Set each record down exactly, excluding all images.

§ **Provided data**
================

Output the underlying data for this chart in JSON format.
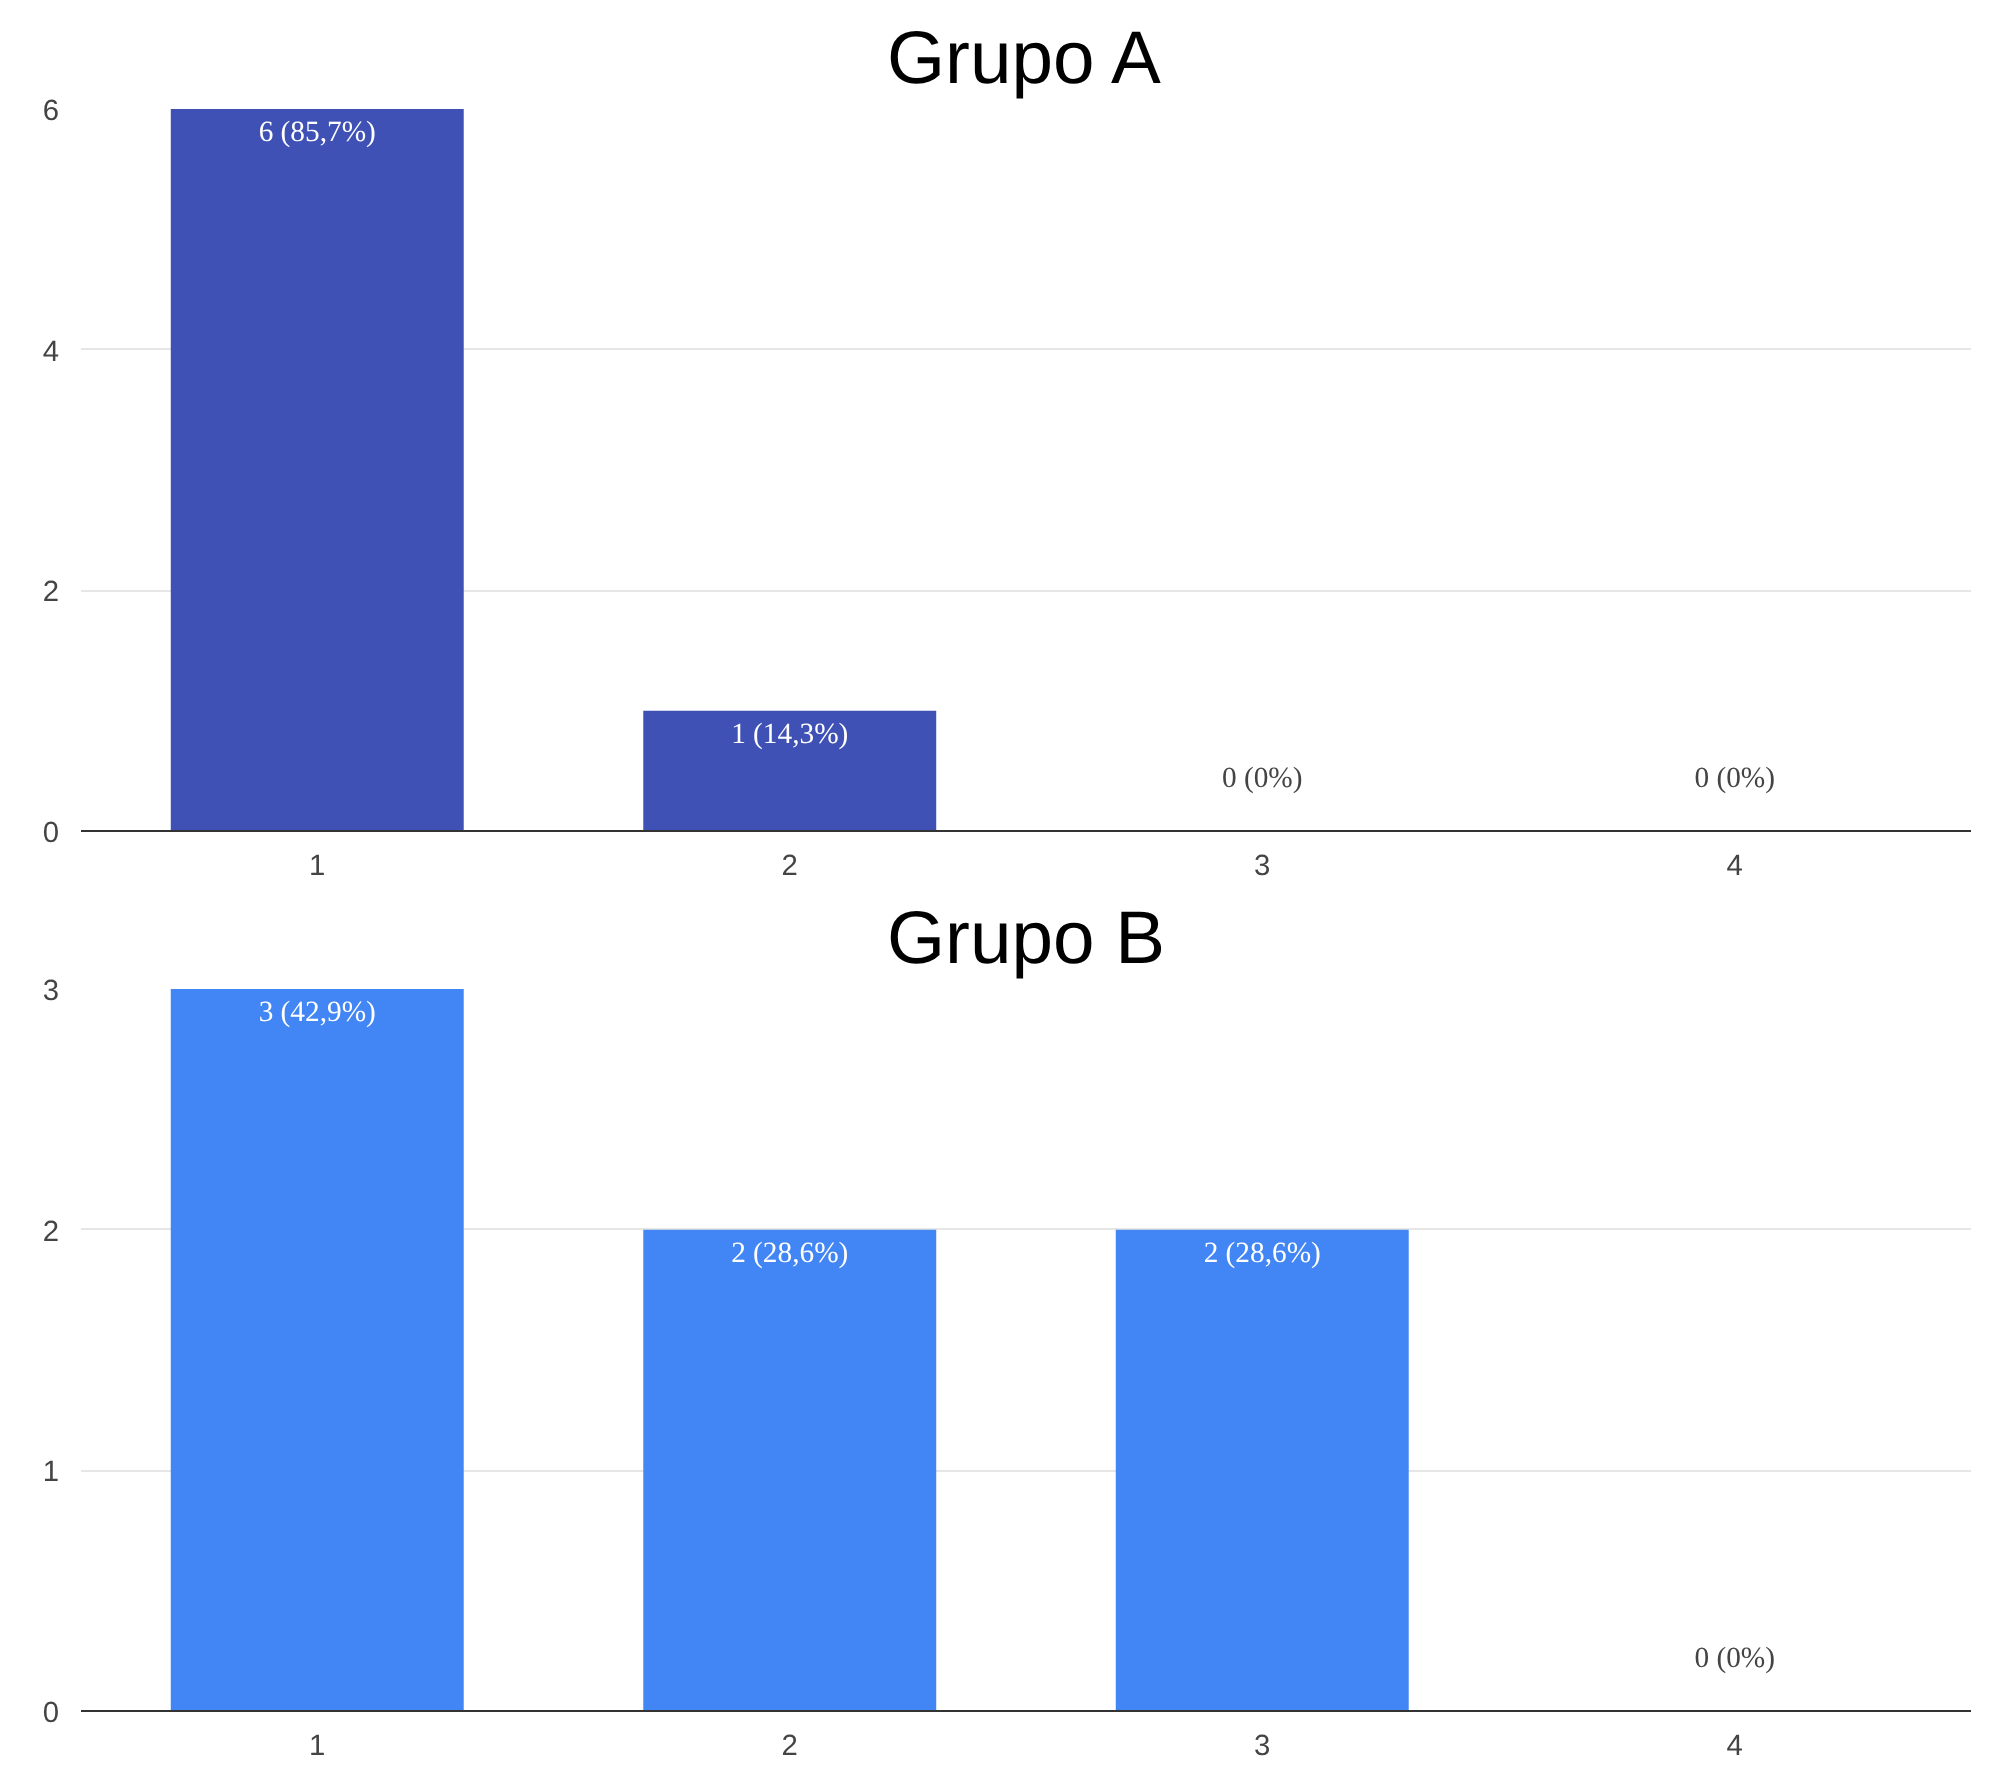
{
  "chart_data": [
    {
      "type": "bar",
      "title": "Grupo A",
      "categories": [
        "1",
        "2",
        "3",
        "4"
      ],
      "values": [
        6,
        1,
        0,
        0
      ],
      "value_labels": [
        "6 (85,7%)",
        "1 (14,3%)",
        "0 (0%)",
        "0 (0%)"
      ],
      "color": "#3f51b5",
      "ylim": [
        0,
        6
      ],
      "yticks": [
        0,
        2,
        4,
        6
      ],
      "grid": "y"
    },
    {
      "type": "bar",
      "title": "Grupo B",
      "categories": [
        "1",
        "2",
        "3",
        "4"
      ],
      "values": [
        3,
        2,
        2,
        0
      ],
      "value_labels": [
        "3 (42,9%)",
        "2 (28,6%)",
        "2 (28,6%)",
        "0 (0%)"
      ],
      "color": "#4285f4",
      "ylim": [
        0,
        3
      ],
      "yticks": [
        0,
        1,
        2,
        3
      ],
      "grid": "y"
    }
  ]
}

================

§ **Expected output**
Output the underlying data for this chart in JSON format.
{
  "chart_data": [
    {
      "type": "bar",
      "title": "Grupo A",
      "categories": [
        "1",
        "2",
        "3",
        "4"
      ],
      "values": [
        6,
        1,
        0,
        0
      ],
      "value_labels": [
        "6 (85,7%)",
        "1 (14,3%)",
        "0 (0%)",
        "0 (0%)"
      ],
      "color": "#3f51b5",
      "ylim": [
        0,
        6
      ],
      "yticks": [
        0,
        2,
        4,
        6
      ],
      "grid": "y"
    },
    {
      "type": "bar",
      "title": "Grupo B",
      "categories": [
        "1",
        "2",
        "3",
        "4"
      ],
      "values": [
        3,
        2,
        2,
        0
      ],
      "value_labels": [
        "3 (42,9%)",
        "2 (28,6%)",
        "2 (28,6%)",
        "0 (0%)"
      ],
      "color": "#4285f4",
      "ylim": [
        0,
        3
      ],
      "yticks": [
        0,
        1,
        2,
        3
      ],
      "grid": "y"
    }
  ]
}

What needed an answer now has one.